— Requirement —
Identify all lines of the data containing the string "万载重吨" and copy them.

══ Recorded data ══

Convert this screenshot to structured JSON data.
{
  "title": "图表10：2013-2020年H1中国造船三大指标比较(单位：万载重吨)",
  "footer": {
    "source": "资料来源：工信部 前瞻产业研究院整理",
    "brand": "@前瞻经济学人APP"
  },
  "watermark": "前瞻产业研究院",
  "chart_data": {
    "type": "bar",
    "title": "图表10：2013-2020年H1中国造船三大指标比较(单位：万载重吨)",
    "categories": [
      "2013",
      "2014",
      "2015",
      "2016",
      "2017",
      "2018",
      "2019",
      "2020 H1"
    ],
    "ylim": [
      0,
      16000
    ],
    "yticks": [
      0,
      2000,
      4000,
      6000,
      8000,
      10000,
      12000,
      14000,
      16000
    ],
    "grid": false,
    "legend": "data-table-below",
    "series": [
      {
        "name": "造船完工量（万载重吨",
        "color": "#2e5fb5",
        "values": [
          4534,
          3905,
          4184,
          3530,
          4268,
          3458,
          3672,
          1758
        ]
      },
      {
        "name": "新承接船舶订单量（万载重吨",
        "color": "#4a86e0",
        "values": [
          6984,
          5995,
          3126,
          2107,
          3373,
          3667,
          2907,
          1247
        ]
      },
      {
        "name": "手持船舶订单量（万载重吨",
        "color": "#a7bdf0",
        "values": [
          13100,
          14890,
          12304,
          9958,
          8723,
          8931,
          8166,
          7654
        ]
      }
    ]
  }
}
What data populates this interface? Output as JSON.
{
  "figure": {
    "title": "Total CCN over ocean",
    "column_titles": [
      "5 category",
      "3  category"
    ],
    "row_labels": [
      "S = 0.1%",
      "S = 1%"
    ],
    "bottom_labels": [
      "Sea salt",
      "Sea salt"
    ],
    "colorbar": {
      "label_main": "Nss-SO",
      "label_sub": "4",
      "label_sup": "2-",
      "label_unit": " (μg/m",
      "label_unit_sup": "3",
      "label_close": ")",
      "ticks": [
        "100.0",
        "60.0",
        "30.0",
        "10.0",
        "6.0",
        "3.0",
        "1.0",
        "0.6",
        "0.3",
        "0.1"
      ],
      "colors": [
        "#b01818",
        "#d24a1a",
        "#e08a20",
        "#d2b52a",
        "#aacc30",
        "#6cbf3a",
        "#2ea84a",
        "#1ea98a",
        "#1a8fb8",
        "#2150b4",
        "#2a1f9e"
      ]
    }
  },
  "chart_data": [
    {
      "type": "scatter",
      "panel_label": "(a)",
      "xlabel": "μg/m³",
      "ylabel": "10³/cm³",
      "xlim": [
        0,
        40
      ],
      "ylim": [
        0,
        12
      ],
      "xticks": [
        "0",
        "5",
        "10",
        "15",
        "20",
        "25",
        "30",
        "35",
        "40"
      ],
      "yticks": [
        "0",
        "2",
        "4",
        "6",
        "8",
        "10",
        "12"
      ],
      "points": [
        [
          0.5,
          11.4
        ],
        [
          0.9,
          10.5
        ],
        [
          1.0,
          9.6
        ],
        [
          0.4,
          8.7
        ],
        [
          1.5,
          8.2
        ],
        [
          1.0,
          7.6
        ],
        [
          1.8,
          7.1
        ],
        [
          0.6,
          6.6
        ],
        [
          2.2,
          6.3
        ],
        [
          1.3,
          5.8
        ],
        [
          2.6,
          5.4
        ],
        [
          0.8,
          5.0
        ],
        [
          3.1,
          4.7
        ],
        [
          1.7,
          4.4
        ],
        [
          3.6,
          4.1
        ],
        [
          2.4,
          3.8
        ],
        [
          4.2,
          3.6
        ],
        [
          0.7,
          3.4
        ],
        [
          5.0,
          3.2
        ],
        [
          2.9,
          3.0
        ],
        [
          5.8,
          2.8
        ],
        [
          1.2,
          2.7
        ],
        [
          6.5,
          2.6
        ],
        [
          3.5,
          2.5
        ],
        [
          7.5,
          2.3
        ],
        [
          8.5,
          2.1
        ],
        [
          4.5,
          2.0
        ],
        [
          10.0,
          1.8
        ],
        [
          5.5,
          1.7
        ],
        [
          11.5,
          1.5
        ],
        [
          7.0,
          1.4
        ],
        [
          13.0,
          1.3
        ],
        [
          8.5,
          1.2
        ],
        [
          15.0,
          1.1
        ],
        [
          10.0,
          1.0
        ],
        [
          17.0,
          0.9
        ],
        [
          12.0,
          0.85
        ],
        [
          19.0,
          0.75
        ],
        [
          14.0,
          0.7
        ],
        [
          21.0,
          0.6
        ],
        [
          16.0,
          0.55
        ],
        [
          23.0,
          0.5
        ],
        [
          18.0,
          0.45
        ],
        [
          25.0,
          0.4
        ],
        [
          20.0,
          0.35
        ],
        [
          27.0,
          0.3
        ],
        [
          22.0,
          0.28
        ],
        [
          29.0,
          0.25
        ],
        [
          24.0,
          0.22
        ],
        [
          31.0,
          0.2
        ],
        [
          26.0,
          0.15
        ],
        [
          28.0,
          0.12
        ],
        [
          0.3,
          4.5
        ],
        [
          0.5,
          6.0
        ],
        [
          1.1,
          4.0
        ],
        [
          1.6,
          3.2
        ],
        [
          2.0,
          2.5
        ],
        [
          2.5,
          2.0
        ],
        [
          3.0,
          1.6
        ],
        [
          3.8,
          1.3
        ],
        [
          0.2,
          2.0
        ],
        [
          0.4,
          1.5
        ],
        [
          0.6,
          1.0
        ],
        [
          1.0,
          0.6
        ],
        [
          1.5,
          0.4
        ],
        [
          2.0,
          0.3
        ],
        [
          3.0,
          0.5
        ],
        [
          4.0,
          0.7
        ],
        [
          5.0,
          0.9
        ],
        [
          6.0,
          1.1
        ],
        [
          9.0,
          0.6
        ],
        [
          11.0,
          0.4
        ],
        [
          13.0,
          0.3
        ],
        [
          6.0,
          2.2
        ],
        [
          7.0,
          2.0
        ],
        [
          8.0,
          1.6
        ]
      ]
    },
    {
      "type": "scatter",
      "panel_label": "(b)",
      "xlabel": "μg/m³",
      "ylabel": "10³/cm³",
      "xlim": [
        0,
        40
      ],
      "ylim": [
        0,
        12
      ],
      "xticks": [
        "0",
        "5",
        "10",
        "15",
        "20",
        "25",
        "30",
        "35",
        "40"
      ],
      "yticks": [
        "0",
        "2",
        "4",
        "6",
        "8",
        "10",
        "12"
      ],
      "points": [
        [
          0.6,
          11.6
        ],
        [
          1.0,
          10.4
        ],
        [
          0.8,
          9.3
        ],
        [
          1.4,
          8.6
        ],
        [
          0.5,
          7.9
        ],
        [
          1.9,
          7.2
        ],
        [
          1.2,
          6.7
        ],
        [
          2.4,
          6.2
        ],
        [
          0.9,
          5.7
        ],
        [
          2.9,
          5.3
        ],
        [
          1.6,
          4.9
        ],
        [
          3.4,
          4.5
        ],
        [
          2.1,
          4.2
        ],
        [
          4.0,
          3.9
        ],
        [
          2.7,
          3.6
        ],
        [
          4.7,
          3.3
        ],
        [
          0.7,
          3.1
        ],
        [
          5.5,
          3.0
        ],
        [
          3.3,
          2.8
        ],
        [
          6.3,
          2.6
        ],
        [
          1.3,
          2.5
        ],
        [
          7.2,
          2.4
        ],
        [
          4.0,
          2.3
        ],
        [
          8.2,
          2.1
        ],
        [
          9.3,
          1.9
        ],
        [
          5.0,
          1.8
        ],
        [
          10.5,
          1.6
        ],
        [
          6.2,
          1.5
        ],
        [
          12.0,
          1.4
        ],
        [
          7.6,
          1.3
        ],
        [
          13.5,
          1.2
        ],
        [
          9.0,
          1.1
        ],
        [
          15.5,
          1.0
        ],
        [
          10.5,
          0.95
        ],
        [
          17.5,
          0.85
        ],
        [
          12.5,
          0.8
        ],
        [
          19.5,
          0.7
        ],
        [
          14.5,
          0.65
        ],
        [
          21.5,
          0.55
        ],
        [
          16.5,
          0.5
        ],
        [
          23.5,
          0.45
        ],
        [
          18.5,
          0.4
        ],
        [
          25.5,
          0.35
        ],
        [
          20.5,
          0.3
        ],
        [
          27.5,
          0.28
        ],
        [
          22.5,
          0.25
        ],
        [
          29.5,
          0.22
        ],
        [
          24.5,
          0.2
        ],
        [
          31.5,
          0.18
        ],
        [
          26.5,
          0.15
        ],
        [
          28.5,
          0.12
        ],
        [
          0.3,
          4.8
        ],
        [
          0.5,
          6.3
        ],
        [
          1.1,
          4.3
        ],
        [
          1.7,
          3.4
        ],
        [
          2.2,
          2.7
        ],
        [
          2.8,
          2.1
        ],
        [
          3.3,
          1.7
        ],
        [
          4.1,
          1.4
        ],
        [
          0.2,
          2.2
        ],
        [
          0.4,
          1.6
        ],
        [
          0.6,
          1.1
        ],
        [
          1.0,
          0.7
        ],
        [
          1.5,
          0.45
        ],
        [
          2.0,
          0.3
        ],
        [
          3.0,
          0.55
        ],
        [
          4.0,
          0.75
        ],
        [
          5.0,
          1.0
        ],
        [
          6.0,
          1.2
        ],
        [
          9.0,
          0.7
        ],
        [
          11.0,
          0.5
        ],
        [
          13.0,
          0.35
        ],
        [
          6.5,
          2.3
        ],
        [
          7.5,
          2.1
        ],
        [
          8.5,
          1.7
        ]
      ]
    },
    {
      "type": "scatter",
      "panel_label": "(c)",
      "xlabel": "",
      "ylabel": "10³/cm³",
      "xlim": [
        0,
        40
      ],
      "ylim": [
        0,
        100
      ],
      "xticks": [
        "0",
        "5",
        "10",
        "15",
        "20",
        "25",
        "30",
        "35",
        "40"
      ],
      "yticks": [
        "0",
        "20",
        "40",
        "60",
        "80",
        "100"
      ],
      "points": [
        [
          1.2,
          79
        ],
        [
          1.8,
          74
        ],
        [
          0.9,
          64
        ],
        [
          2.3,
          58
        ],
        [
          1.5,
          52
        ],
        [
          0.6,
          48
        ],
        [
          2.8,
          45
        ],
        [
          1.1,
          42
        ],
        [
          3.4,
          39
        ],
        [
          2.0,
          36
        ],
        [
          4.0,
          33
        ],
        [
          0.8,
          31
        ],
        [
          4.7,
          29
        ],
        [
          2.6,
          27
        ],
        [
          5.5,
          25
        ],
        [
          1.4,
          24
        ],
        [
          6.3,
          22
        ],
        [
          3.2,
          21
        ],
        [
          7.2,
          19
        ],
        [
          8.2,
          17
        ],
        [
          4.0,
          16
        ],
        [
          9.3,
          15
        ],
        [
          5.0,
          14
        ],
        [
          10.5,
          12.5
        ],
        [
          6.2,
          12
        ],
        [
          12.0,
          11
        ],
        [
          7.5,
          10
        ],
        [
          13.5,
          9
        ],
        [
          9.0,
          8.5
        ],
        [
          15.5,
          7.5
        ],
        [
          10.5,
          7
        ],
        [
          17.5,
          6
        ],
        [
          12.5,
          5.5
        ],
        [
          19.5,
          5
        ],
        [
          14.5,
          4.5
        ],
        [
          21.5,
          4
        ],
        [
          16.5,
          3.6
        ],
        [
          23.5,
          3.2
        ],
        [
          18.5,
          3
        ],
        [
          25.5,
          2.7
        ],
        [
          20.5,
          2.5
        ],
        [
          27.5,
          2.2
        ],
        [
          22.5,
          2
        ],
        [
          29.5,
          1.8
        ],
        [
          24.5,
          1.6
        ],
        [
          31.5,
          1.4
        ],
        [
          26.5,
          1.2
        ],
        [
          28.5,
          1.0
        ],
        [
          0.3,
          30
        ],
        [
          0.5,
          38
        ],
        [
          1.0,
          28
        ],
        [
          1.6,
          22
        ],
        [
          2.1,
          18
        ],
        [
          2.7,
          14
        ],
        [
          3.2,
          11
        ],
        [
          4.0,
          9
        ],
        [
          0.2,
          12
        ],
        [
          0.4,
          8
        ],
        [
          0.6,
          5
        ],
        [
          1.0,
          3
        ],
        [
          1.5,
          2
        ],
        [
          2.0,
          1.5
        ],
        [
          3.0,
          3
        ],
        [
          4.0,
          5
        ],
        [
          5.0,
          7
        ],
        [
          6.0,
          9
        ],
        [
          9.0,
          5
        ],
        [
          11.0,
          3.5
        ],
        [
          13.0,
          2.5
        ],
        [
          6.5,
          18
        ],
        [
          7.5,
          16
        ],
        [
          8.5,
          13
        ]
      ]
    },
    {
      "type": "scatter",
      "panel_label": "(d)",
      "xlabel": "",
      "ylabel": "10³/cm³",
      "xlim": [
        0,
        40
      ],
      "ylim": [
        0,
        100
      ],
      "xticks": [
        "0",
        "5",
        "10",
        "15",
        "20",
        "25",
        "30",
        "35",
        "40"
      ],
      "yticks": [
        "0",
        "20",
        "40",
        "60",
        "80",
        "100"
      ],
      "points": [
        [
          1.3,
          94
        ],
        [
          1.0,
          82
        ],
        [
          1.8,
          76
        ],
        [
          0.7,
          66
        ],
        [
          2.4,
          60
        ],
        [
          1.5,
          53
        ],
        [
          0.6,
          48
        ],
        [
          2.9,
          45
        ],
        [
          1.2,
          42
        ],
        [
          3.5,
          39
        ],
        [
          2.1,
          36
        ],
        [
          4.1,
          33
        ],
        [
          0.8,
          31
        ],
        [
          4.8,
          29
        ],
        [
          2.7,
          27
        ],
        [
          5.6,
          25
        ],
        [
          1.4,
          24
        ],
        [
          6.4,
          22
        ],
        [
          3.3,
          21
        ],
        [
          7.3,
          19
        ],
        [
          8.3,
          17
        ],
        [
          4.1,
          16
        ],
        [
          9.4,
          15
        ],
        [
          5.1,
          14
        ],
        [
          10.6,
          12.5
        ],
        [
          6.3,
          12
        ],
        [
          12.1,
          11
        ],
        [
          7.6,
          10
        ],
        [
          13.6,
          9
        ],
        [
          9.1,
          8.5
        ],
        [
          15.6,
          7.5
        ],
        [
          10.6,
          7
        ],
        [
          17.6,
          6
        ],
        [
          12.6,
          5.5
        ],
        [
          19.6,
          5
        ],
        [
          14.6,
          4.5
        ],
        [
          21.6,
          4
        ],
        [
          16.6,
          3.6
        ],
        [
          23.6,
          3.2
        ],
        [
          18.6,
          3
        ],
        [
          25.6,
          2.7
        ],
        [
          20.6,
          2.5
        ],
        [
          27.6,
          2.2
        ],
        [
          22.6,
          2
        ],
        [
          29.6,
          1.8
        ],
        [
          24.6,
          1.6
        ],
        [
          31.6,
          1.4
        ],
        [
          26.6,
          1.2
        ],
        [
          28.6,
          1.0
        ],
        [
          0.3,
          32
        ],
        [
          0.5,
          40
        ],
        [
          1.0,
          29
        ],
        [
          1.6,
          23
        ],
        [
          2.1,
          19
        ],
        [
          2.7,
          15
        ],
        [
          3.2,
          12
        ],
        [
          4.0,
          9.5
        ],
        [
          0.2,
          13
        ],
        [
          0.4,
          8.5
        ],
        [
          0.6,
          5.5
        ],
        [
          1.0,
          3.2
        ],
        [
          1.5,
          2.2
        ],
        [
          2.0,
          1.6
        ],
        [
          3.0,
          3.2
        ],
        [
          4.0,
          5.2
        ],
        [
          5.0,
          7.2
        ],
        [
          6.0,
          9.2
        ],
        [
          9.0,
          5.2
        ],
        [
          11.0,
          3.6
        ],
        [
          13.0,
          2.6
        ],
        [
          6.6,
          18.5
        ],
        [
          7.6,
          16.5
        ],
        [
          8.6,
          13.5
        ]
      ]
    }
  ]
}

═══

— Solution to this exercise —
  "title": "图表10：2013-2020年H1中国造船三大指标比较(单位：万载重吨)",
    "title": "图表10：2013-2020年H1中国造船三大指标比较(单位：万载重吨)",
        "name": "造船完工量（万载重吨",
        "name": "新承接船舶订单量（万载重吨",
        "name": "手持船舶订单量（万载重吨",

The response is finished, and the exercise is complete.